— BEGIN —

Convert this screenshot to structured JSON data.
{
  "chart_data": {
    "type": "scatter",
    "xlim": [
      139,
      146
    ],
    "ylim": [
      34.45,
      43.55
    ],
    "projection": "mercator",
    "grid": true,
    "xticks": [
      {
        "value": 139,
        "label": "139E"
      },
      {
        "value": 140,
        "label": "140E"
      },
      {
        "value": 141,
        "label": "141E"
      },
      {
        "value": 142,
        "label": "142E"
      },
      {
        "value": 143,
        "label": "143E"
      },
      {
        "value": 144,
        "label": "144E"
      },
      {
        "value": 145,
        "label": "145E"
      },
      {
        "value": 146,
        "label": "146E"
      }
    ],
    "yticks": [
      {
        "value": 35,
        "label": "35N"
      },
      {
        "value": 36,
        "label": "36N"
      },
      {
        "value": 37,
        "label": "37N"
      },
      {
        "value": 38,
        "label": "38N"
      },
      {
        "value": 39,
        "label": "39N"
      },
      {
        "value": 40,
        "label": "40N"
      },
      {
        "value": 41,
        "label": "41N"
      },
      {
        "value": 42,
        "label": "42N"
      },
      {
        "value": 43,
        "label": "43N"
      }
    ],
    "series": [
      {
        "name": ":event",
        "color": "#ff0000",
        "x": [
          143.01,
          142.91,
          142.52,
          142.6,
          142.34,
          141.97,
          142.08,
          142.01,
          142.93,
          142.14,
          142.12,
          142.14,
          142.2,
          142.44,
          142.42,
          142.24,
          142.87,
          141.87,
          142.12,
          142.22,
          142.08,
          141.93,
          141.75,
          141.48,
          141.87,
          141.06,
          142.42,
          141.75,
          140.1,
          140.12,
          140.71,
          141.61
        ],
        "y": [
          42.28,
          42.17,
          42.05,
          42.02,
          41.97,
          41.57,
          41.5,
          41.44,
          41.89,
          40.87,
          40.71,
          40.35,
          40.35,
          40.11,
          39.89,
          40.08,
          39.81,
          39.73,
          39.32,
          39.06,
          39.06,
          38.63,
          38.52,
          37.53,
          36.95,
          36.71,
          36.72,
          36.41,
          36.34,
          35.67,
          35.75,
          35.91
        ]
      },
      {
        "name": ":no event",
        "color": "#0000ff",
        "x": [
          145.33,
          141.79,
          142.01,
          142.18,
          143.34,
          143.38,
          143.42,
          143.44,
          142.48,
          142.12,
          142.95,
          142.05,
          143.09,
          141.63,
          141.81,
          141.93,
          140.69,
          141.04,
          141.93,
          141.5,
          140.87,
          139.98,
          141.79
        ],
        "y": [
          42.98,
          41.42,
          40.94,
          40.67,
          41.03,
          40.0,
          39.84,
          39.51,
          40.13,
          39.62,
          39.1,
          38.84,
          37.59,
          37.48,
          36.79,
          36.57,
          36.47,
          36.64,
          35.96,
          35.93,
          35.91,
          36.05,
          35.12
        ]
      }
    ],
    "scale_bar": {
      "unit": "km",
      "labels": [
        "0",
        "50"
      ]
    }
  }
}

— END —

- _EXERCISE PROMPT_
Type out the material again exactly as presented.

- _OUTPUT_
Convert this screenshot to structured JSON data.
{
  "chart_data": {
    "type": "scatter",
    "xlim": [
      139,
      146
    ],
    "ylim": [
      34.45,
      43.55
    ],
    "projection": "mercator",
    "grid": true,
    "xticks": [
      {
        "value": 139,
        "label": "139E"
      },
      {
        "value": 140,
        "label": "140E"
      },
      {
        "value": 141,
        "label": "141E"
      },
      {
        "value": 142,
        "label": "142E"
      },
      {
        "value": 143,
        "label": "143E"
      },
      {
        "value": 144,
        "label": "144E"
      },
      {
        "value": 145,
        "label": "145E"
      },
      {
        "value": 146,
        "label": "146E"
      }
    ],
    "yticks": [
      {
        "value": 35,
        "label": "35N"
      },
      {
        "value": 36,
        "label": "36N"
      },
      {
        "value": 37,
        "label": "37N"
      },
      {
        "value": 38,
        "label": "38N"
      },
      {
        "value": 39,
        "label": "39N"
      },
      {
        "value": 40,
        "label": "40N"
      },
      {
        "value": 41,
        "label": "41N"
      },
      {
        "value": 42,
        "label": "42N"
      },
      {
        "value": 43,
        "label": "43N"
      }
    ],
    "series": [
      {
        "name": ":event",
        "color": "#ff0000",
        "x": [
          143.01,
          142.91,
          142.52,
          142.6,
          142.34,
          141.97,
          142.08,
          142.01,
          142.93,
          142.14,
          142.12,
          142.14,
          142.2,
          142.44,
          142.42,
          142.24,
          142.87,
          141.87,
          142.12,
          142.22,
          142.08,
          141.93,
          141.75,
          141.48,
          141.87,
          141.06,
          142.42,
          141.75,
          140.1,
          140.12,
          140.71,
          141.61
        ],
        "y": [
          42.28,
          42.17,
          42.05,
          42.02,
          41.97,
          41.57,
          41.5,
          41.44,
          41.89,
          40.87,
          40.71,
          40.35,
          40.35,
          40.11,
          39.89,
          40.08,
          39.81,
          39.73,
          39.32,
          39.06,
          39.06,
          38.63,
          38.52,
          37.53,
          36.95,
          36.71,
          36.72,
          36.41,
          36.34,
          35.67,
          35.75,
          35.91
        ]
      },
      {
        "name": ":no event",
        "color": "#0000ff",
        "x": [
          145.33,
          141.79,
          142.01,
          142.18,
          143.34,
          143.38,
          143.42,
          143.44,
          142.48,
          142.12,
          142.95,
          142.05,
          143.09,
          141.63,
          141.81,
          141.93,
          140.69,
          141.04,
          141.93,
          141.5,
          140.87,
          139.98,
          141.79
        ],
        "y": [
          42.98,
          41.42,
          40.94,
          40.67,
          41.03,
          40.0,
          39.84,
          39.51,
          40.13,
          39.62,
          39.1,
          38.84,
          37.59,
          37.48,
          36.79,
          36.57,
          36.47,
          36.64,
          35.96,
          35.93,
          35.91,
          36.05,
          35.12
        ]
      }
    ],
    "scale_bar": {
      "unit": "km",
      "labels": [
        "0",
        "50"
      ]
    }
  }
}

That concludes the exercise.